Quoted passage »
* * *
Must he rub our noses in that information? A Time for Drunken
Horses opens on a note of false humility: a title card bearing
Ghobadi's directorial statement. "I made this film as a humble
tribute to my cultural heritage," it states. "The Kurds you see in
this film are not figments of my imagination. They represent real
people, whose brave struggle for survival I have personally
witnessed in my thirty years of living among them."
That's all well and good, if perhaps a bit overzealous. Yet it
becomes an affront once the film begins, for there is barely an
ounce of cultural distinction to set it apart from any other,
non-Kurdish Iranian film. Ghobadi's realist style is
indistinguishable from that of many of his Iranian contemporaries,
at least to a viewer like myself who isn't a scholared expert on the
Middle East, its cultures and its filmmakers, and this film bears
many of the same problems--it is practically plotless, it moves at a
snail's pace, and its characters are poorly etched, at best. At
heart, the film is also inherently, cruelly, manipulative.
* * *
Instruction A »
From the film review, copy out everything from "That's all well" down to "inherently, cruelly, manipulative.".

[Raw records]
* * *
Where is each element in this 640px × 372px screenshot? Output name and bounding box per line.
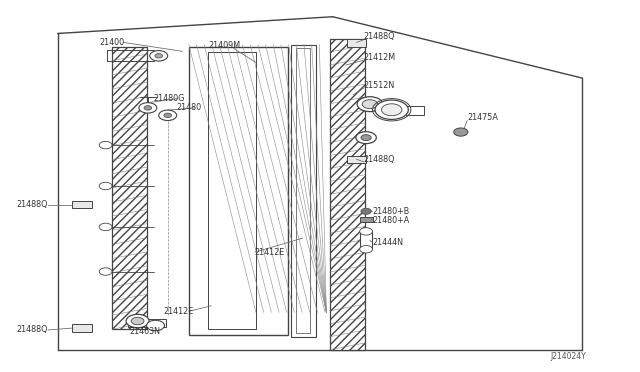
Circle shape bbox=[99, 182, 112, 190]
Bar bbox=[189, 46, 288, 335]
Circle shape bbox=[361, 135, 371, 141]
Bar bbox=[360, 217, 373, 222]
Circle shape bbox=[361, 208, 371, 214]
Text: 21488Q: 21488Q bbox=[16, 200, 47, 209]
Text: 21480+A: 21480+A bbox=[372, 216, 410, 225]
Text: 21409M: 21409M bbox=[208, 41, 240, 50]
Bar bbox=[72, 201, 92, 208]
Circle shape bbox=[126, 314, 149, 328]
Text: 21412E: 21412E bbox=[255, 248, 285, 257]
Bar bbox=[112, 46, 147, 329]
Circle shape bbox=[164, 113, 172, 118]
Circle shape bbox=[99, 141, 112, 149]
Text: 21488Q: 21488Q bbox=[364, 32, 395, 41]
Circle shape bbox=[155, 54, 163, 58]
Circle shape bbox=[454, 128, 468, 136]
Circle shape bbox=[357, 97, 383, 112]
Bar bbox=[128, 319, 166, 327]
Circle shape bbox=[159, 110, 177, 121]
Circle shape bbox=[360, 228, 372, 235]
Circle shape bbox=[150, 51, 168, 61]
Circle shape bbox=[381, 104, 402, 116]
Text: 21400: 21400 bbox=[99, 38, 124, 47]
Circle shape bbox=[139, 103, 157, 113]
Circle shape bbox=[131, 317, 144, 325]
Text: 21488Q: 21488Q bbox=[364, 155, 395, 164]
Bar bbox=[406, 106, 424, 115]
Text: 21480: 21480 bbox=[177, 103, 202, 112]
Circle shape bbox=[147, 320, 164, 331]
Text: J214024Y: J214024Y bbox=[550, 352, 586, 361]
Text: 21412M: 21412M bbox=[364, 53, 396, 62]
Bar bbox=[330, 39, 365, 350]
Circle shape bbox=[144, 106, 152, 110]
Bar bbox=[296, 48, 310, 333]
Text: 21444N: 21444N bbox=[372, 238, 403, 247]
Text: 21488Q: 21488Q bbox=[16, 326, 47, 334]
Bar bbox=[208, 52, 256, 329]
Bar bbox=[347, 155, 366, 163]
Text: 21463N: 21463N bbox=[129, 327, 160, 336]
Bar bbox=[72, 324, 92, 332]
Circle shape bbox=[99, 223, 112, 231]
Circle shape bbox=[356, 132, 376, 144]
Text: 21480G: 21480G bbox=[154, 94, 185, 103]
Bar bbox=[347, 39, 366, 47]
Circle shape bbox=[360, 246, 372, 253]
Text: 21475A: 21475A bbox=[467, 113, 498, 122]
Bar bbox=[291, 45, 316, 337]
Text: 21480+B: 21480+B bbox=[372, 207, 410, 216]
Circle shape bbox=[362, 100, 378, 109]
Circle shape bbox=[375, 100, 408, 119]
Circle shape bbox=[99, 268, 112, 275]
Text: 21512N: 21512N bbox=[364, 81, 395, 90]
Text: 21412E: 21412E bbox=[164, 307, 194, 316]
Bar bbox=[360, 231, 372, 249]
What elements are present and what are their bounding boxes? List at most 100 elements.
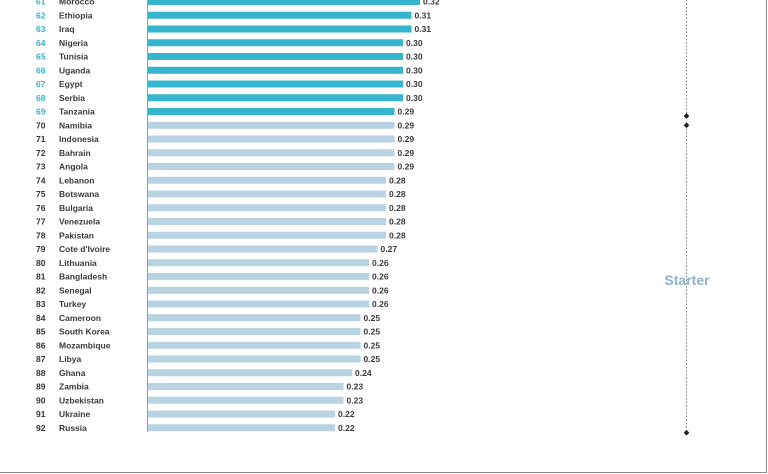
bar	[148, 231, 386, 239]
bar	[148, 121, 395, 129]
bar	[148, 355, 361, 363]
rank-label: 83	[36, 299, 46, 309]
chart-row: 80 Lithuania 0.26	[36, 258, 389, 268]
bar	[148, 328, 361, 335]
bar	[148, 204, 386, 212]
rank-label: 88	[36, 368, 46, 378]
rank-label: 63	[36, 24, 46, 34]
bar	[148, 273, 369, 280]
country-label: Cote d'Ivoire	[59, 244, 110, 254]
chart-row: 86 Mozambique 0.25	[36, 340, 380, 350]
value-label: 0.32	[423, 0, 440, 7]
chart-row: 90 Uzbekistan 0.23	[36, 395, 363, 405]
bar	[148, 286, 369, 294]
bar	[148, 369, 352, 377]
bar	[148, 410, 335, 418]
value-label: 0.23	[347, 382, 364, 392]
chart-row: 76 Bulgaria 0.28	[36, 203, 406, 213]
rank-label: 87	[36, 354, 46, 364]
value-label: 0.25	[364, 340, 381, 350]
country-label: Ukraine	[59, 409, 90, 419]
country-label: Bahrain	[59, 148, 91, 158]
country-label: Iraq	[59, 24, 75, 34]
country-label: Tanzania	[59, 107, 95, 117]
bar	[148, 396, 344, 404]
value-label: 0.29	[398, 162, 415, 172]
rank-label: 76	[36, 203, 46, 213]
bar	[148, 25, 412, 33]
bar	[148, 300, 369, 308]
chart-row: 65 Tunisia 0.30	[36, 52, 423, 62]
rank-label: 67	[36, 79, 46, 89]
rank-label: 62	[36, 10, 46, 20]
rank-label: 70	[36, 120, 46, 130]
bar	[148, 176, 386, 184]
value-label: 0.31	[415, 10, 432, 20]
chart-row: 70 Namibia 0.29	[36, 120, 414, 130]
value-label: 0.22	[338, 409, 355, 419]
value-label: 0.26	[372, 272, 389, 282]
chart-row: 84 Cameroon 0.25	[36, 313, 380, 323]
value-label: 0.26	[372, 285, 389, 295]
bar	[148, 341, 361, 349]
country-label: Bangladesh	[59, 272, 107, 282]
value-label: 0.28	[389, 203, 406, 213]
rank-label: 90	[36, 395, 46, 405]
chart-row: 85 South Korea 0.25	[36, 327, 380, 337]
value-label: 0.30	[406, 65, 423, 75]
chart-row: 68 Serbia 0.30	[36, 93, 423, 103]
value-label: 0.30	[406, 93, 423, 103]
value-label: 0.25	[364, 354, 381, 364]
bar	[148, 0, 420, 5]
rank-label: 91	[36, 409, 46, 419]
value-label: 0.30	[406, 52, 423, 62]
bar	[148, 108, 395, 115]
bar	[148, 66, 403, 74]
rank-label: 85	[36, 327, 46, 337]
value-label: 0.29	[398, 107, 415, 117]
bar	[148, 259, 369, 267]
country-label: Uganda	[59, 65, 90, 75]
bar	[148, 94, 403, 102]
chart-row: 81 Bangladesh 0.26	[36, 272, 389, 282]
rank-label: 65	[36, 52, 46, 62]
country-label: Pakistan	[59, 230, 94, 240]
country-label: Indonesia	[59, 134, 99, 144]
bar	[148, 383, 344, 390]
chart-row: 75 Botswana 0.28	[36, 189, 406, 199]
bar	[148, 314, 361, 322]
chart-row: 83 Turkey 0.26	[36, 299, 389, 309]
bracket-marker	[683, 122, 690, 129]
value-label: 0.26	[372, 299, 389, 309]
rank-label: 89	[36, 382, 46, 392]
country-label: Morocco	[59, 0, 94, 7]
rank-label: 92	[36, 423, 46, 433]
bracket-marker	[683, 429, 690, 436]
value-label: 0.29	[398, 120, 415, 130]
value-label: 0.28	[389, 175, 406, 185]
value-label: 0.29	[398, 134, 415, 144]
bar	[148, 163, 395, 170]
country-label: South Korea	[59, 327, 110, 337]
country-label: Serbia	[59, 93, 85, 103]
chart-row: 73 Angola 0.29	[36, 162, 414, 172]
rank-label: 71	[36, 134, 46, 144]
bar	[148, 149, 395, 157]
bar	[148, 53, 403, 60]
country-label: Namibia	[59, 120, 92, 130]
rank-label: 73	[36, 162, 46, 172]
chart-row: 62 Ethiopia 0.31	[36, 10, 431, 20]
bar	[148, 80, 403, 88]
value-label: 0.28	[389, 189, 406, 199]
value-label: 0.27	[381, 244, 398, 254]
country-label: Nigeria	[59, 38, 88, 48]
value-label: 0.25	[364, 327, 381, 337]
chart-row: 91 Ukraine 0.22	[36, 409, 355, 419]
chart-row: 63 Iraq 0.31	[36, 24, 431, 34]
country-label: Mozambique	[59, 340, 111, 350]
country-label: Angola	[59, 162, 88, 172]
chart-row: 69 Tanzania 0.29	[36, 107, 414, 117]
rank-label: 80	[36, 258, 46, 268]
* * *
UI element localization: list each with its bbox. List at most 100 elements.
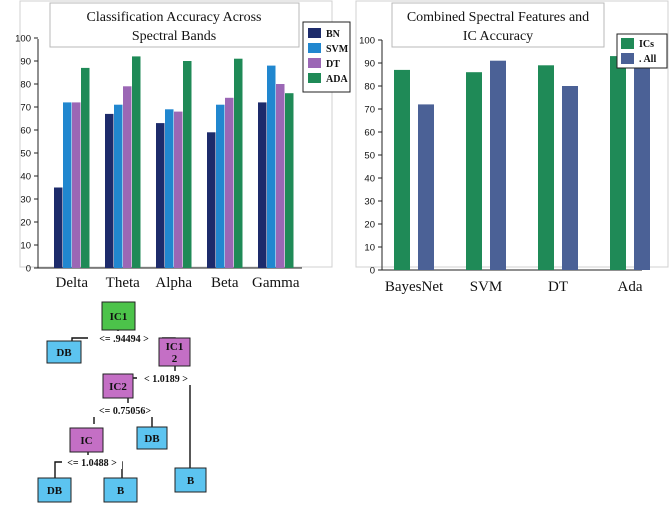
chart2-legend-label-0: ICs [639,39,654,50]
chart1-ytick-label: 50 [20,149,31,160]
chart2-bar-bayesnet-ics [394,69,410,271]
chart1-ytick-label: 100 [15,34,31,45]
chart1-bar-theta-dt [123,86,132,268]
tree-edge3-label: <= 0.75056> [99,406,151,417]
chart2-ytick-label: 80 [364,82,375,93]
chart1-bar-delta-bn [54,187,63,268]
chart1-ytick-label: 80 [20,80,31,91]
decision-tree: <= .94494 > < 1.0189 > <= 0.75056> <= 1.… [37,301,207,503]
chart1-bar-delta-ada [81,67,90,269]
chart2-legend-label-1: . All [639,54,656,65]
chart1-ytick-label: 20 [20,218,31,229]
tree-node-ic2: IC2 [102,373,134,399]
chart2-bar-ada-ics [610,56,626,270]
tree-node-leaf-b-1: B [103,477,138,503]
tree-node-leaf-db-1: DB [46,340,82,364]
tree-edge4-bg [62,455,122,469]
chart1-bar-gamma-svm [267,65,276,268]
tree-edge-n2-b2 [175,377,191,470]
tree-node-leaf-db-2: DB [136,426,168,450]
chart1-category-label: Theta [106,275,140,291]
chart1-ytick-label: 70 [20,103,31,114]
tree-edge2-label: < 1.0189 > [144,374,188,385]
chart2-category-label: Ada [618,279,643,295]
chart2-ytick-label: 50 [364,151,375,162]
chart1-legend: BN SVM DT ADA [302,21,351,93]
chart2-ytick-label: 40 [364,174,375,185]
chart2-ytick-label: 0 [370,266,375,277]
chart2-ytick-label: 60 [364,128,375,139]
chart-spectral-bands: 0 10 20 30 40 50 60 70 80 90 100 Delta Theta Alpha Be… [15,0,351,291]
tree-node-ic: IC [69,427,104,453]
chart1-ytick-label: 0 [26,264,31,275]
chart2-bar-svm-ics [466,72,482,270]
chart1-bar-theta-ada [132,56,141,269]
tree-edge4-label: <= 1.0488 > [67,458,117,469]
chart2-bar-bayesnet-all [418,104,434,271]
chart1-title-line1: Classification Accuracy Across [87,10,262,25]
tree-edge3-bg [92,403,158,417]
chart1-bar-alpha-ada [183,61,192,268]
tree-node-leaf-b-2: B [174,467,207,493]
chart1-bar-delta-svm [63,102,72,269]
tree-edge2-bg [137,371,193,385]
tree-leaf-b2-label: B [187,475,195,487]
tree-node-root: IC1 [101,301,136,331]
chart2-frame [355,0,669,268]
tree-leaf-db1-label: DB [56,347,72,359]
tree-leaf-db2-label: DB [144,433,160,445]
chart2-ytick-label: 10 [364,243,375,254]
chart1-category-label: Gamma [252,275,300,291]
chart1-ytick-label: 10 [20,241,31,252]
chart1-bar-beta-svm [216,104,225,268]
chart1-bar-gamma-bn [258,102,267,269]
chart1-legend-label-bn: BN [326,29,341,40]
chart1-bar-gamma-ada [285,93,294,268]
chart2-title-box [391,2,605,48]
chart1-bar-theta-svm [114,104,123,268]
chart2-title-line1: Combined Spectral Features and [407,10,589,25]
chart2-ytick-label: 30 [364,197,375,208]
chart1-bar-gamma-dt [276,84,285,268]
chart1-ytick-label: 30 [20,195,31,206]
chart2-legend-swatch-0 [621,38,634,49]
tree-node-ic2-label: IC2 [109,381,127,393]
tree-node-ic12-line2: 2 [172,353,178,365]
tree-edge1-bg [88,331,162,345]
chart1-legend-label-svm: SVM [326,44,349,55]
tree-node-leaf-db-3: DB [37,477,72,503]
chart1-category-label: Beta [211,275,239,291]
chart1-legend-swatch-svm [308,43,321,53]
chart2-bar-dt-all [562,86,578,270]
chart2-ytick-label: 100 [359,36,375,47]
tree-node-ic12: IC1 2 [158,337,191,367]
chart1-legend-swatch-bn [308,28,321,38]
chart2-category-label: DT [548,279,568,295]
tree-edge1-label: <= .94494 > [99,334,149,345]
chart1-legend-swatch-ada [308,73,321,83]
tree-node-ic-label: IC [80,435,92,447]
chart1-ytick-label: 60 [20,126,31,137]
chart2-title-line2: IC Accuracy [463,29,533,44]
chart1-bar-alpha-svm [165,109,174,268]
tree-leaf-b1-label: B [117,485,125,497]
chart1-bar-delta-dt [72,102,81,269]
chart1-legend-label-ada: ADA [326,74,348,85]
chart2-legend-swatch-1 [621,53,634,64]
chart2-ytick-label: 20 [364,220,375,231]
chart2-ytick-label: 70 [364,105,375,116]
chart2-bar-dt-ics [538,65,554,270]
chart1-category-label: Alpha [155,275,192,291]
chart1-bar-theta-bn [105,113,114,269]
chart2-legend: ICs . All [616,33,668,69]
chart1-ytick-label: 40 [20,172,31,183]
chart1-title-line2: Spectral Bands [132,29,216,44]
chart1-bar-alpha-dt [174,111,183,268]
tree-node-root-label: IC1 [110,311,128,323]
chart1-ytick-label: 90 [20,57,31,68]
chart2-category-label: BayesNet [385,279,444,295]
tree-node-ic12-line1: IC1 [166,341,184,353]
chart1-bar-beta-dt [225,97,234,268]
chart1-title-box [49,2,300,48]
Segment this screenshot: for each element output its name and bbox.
* * *
Instruction B »
In the rows, swap "chart2-ytick-label" for "chart2-y-axis-label" in everything from the line containing "chart2-legend-label-0: ICs [639,39,654,50]" down to the line containing "chart-spectral-bands: 0 10". Leave the rest of those lines untouched and give back only those lines.

Problem solution A »
That's all well and good, if perhaps a bit overzealous. Yet it
becomes an affront once the film begins, for there is barely an
ounce of cultural distinction to set it apart from any other,
non-Kurdish Iranian film. Ghobadi's realist style is
indistinguishable from that of many of his Iranian contemporaries,
at least to a viewer like myself who isn't a scholared expert on the
Middle East, its cultures and its filmmakers, and this film bears
many of the same problems--it is practically plotless, it moves at a
snail's pace, and its characters are poorly etched, at best. At
heart, the film is also inherently, cruelly, manipulative.

Problem solution B »
chart2-legend-label-0: ICs [639,39,654,50]
chart1-ytick-label: 50 [20,149,31,160]
chart2-bar-bayesnet-ics [394,69,410,271]
chart1-ytick-label: 100 [15,34,31,45]
chart1-bar-theta-dt [123,86,132,268]
tree-edge3-label: <= 0.75056> [99,406,151,417]
chart2-y-axis-label: 80 [364,82,375,93]
chart1-bar-delta-bn [54,187,63,268]
chart1-ytick-label: 80 [20,80,31,91]
decision-tree: <= .94494 > < 1.0189 > <= 0.75056> <= 1.… [37,301,207,503]
chart1-bar-delta-ada [81,67,90,269]
chart2-legend-label-1: . All [639,54,656,65]
chart1-ytick-label: 20 [20,218,31,229]
tree-node-ic2: IC2 [102,373,134,399]
chart2-bar-ada-ics [610,56,626,270]
tree-node-leaf-b-1: B [103,477,138,503]
tree-node-leaf-db-1: DB [46,340,82,364]
tree-edge4-bg [62,455,122,469]
chart1-bar-gamma-svm [267,65,276,268]
tree-edge-n2-b2 [175,377,191,470]
tree-node-leaf-db-2: DB [136,426,168,450]
chart1-category-label: Theta [106,275,140,291]
chart1-ytick-label: 70 [20,103,31,114]
tree-edge2-label: < 1.0189 > [144,374,188,385]
chart2-category-label: Ada [618,279,643,295]
chart2-y-axis-label: 50 [364,151,375,162]
chart1-legend: BN SVM DT ADA [302,21,351,93]
chart2-y-axis-label: 40 [364,174,375,185]
chart2-y-axis-label: 0 [370,266,375,277]
chart2-y-axis-label: 60 [364,128,375,139]
chart-spectral-bands: 0 10 20 30 40 50 60 70 80 90 100 Delta Theta Alpha Be… [15,0,351,291]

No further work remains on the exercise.